Output the entries verbatim, including every line.
━━━━━━━━━━━━━━━━━━━━━━━━━━━━━━
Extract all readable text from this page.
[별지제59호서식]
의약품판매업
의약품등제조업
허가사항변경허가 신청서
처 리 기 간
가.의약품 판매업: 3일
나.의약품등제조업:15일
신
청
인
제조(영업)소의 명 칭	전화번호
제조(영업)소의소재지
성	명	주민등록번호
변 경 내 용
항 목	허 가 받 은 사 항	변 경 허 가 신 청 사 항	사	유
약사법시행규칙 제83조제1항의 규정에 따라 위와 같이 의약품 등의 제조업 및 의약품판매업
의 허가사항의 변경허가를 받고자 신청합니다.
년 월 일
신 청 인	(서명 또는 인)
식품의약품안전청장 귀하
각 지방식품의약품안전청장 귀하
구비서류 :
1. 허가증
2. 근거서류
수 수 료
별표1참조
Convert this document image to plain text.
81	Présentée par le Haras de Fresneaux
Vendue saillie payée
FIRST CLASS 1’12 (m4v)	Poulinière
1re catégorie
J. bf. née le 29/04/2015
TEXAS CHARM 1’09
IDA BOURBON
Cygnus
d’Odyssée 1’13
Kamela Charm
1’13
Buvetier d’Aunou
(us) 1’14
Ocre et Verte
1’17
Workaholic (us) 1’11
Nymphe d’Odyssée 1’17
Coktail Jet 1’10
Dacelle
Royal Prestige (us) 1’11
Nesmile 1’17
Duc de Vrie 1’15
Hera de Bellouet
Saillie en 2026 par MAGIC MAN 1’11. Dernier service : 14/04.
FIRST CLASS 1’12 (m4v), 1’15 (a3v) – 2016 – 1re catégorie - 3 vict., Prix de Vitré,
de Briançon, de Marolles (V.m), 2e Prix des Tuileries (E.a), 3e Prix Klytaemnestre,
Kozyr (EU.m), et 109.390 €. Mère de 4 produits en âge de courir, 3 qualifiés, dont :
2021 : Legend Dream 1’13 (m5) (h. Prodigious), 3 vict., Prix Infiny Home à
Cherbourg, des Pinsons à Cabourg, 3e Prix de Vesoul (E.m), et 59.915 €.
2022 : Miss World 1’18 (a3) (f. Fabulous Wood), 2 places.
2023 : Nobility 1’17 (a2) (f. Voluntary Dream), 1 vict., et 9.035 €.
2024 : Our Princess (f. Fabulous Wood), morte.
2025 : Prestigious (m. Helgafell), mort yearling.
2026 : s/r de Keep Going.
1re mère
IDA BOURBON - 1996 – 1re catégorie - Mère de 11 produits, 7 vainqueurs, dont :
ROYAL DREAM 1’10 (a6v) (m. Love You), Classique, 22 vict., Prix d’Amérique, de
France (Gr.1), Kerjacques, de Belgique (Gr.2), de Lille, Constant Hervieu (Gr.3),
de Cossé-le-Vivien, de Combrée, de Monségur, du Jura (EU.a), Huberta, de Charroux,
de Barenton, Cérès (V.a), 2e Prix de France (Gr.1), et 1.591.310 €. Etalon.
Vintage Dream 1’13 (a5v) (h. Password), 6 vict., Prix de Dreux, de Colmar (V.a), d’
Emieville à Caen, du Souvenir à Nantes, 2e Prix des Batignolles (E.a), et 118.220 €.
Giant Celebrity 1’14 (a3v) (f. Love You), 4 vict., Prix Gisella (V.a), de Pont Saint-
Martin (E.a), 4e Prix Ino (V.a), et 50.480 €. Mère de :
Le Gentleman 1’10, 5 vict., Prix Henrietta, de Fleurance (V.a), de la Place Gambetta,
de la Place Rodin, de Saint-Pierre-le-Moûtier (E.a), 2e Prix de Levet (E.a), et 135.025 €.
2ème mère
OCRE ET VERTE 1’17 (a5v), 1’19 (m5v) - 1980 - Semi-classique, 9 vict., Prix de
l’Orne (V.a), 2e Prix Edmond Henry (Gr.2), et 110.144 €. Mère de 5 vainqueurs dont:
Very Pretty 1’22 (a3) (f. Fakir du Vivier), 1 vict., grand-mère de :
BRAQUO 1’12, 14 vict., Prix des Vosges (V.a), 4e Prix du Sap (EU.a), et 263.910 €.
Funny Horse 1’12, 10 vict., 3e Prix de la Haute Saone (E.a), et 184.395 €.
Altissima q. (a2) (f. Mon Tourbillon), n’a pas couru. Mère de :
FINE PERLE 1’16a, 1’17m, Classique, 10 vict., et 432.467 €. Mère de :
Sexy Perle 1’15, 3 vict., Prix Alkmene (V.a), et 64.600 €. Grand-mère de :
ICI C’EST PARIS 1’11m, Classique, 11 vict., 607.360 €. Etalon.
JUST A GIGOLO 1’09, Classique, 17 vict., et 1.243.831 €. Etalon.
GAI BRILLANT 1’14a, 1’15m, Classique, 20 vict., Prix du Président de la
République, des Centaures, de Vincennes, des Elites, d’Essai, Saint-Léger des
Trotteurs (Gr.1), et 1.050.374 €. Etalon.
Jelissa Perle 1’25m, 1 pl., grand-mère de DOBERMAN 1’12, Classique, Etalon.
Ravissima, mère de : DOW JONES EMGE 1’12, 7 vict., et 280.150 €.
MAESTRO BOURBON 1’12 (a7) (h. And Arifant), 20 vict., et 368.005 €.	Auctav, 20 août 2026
━━━━━━━━━━━━━━━━━━━━━━━━━━━━━━
OUTPUT OF THE EXERCISE →
Extract all readable text from this page.
[별지제59호서식]
의약품판매업
의약품등제조업
허가사항변경허가 신청서
처 리 기 간
가.의약품 판매업: 3일
나.의약품등제조업:15일
신
청
인
제조(영업)소의 명 칭	전화번호
제조(영업)소의소재지
성	명	주민등록번호
변 경 내 용
항 목	허 가 받 은 사 항	변 경 허 가 신 청 사 항	사	유
약사법시행규칙 제83조제1항의 규정에 따라 위와 같이 의약품 등의 제조업 및 의약품판매업
의 허가사항의 변경허가를 받고자 신청합니다.
년 월 일
신 청 인	(서명 또는 인)
식품의약품안전청장 귀하
각 지방식품의약품안전청장 귀하
구비서류 :
1. 허가증
2. 근거서류
수 수 료
별표1참조
Convert this document image to plain text.
81	Présentée par le Haras de Fresneaux
Vendue saillie payée
FIRST CLASS 1’12 (m4v)	Poulinière
1re catégorie
J. bf. née le 29/04/2015
TEXAS CHARM 1’09
IDA BOURBON
Cygnus
d’Odyssée 1’13
Kamela Charm
1’13
Buvetier d’Aunou
(us) 1’14
Ocre et Verte
1’17
Workaholic (us) 1’11
Nymphe d’Odyssée 1’17
Coktail Jet 1’10
Dacelle
Royal Prestige (us) 1’11
Nesmile 1’17
Duc de Vrie 1’15
Hera de Bellouet
Saillie en 2026 par MAGIC MAN 1’11. Dernier service : 14/04.
FIRST CLASS 1’12 (m4v), 1’15 (a3v) – 2016 – 1re catégorie - 3 vict., Prix de Vitré,
de Briançon, de Marolles (V.m), 2e Prix des Tuileries (E.a), 3e Prix Klytaemnestre,
Kozyr (EU.m), et 109.390 €. Mère de 4 produits en âge de courir, 3 qualifiés, dont :
2021 : Legend Dream 1’13 (m5) (h. Prodigious), 3 vict., Prix Infiny Home à
Cherbourg, des Pinsons à Cabourg, 3e Prix de Vesoul (E.m), et 59.915 €.
2022 : Miss World 1’18 (a3) (f. Fabulous Wood), 2 places.
2023 : Nobility 1’17 (a2) (f. Voluntary Dream), 1 vict., et 9.035 €.
2024 : Our Princess (f. Fabulous Wood), morte.
2025 : Prestigious (m. Helgafell), mort yearling.
2026 : s/r de Keep Going.
1re mère
IDA BOURBON - 1996 – 1re catégorie - Mère de 11 produits, 7 vainqueurs, dont :
ROYAL DREAM 1’10 (a6v) (m. Love You), Classique, 22 vict., Prix d’Amérique, de
France (Gr.1), Kerjacques, de Belgique (Gr.2), de Lille, Constant Hervieu (Gr.3),
de Cossé-le-Vivien, de Combrée, de Monségur, du Jura (EU.a), Huberta, de Charroux,
de Barenton, Cérès (V.a), 2e Prix de France (Gr.1), et 1.591.310 €. Etalon.
Vintage Dream 1’13 (a5v) (h. Password), 6 vict., Prix de Dreux, de Colmar (V.a), d’
Emieville à Caen, du Souvenir à Nantes, 2e Prix des Batignolles (E.a), et 118.220 €.
Giant Celebrity 1’14 (a3v) (f. Love You), 4 vict., Prix Gisella (V.a), de Pont Saint-
Martin (E.a), 4e Prix Ino (V.a), et 50.480 €. Mère de :
Le Gentleman 1’10, 5 vict., Prix Henrietta, de Fleurance (V.a), de la Place Gambetta,
de la Place Rodin, de Saint-Pierre-le-Moûtier (E.a), 2e Prix de Levet (E.a), et 135.025 €.
2ème mère
OCRE ET VERTE 1’17 (a5v), 1’19 (m5v) - 1980 - Semi-classique, 9 vict., Prix de
l’Orne (V.a), 2e Prix Edmond Henry (Gr.2), et 110.144 €. Mère de 5 vainqueurs dont:
Very Pretty 1’22 (a3) (f. Fakir du Vivier), 1 vict., grand-mère de :
BRAQUO 1’12, 14 vict., Prix des Vosges (V.a), 4e Prix du Sap (EU.a), et 263.910 €.
Funny Horse 1’12, 10 vict., 3e Prix de la Haute Saone (E.a), et 184.395 €.
Altissima q. (a2) (f. Mon Tourbillon), n’a pas couru. Mère de :
FINE PERLE 1’16a, 1’17m, Classique, 10 vict., et 432.467 €. Mère de :
Sexy Perle 1’15, 3 vict., Prix Alkmene (V.a), et 64.600 €. Grand-mère de :
ICI C’EST PARIS 1’11m, Classique, 11 vict., 607.360 €. Etalon.
JUST A GIGOLO 1’09, Classique, 17 vict., et 1.243.831 €. Etalon.
GAI BRILLANT 1’14a, 1’15m, Classique, 20 vict., Prix du Président de la
République, des Centaures, de Vincennes, des Elites, d’Essai, Saint-Léger des
Trotteurs (Gr.1), et 1.050.374 €. Etalon.
Jelissa Perle 1’25m, 1 pl., grand-mère de DOBERMAN 1’12, Classique, Etalon.
Ravissima, mère de : DOW JONES EMGE 1’12, 7 vict., et 280.150 €.
MAESTRO BOURBON 1’12 (a7) (h. And Arifant), 20 vict., et 368.005 €.	Auctav, 20 août 2026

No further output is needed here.